(Raw records)
--- START ---

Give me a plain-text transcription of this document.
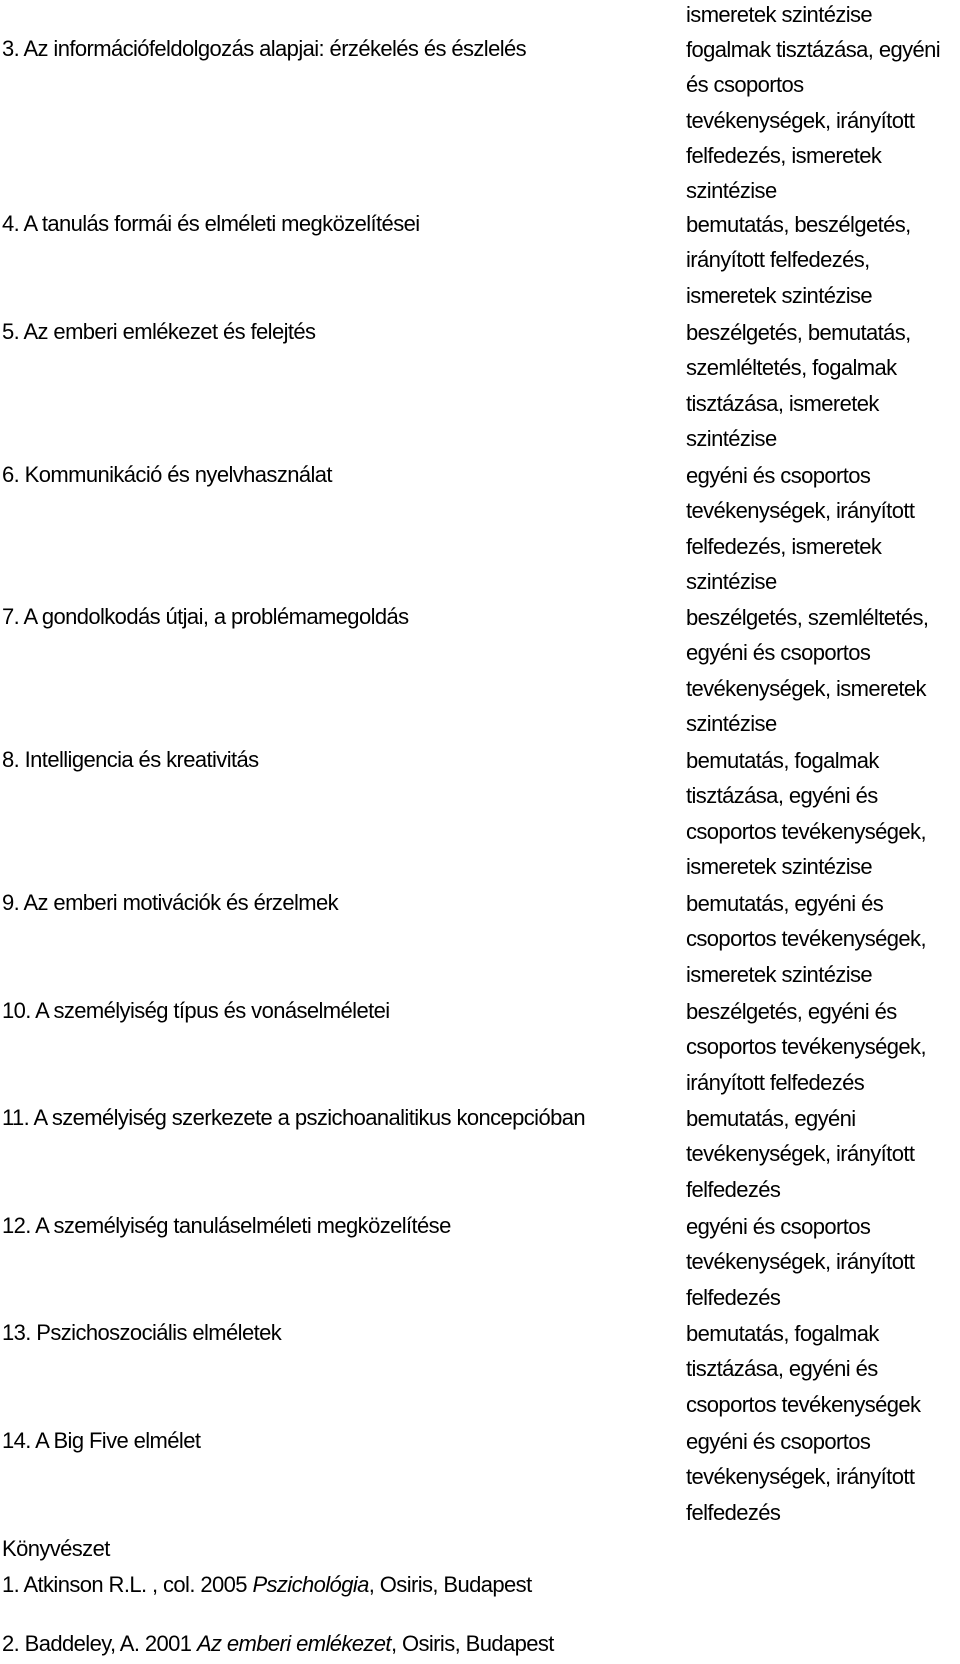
ismeretek szintézise
3. Az információfeldolgozás alapjai: érzékelés és észlelés	fogalmak tisztázása, egyéni
és csoportos
tevékenységek, irányított
felfedezés, ismeretek
szintézise
4. A tanulás formái és elméleti megközelítései	bemutatás, beszélgetés,
irányított felfedezés,
ismeretek szintézise
5. Az emberi emlékezet és felejtés	beszélgetés, bemutatás,
szemléltetés, fogalmak
tisztázása, ismeretek
szintézise
6. Kommunikáció és nyelvhasználat	egyéni és csoportos
tevékenységek, irányított
felfedezés, ismeretek
szintézise
7. A gondolkodás útjai, a problémamegoldás	beszélgetés, szemléltetés,
egyéni és csoportos
tevékenységek, ismeretek
szintézise
8. Intelligencia és kreativitás	bemutatás, fogalmak
tisztázása, egyéni és
csoportos tevékenységek,
ismeretek szintézise
9. Az emberi motivációk és érzelmek	bemutatás, egyéni és
csoportos tevékenységek,
ismeretek szintézise
10. A személyiség típus és vonáselméletei	beszélgetés, egyéni és
csoportos tevékenységek,
irányított felfedezés
11. A személyiség szerkezete a pszichoanalitikus koncepcióban	bemutatás, egyéni
tevékenységek, irányított
felfedezés
12. A személyiség tanuláselméleti megközelítése	egyéni és csoportos
tevékenységek, irányított
felfedezés
13. Pszichoszociális elméletek	bemutatás, fogalmak
tisztázása, egyéni és
csoportos tevékenységek
14. A Big Five elmélet	egyéni és csoportos
tevékenységek, irányított
felfedezés
Könyvészet
1. Atkinson R.L. , col. 2005 Pszichológia, Osiris, Budapest
2. Baddeley, A. 2001 Az emberi emlékezet, Osiris, Budapest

--- END ---

### Task objective
Find each line holding "fogalmak". Copy it out.

### Written solution
3. Az információfeldolgozás alapjai: érzékelés és észlelés	fogalmak tisztázása, egyéni
szemléltetés, fogalmak
8. Intelligencia és kreativitás	bemutatás, fogalmak
13. Pszichoszociális elméletek	bemutatás, fogalmak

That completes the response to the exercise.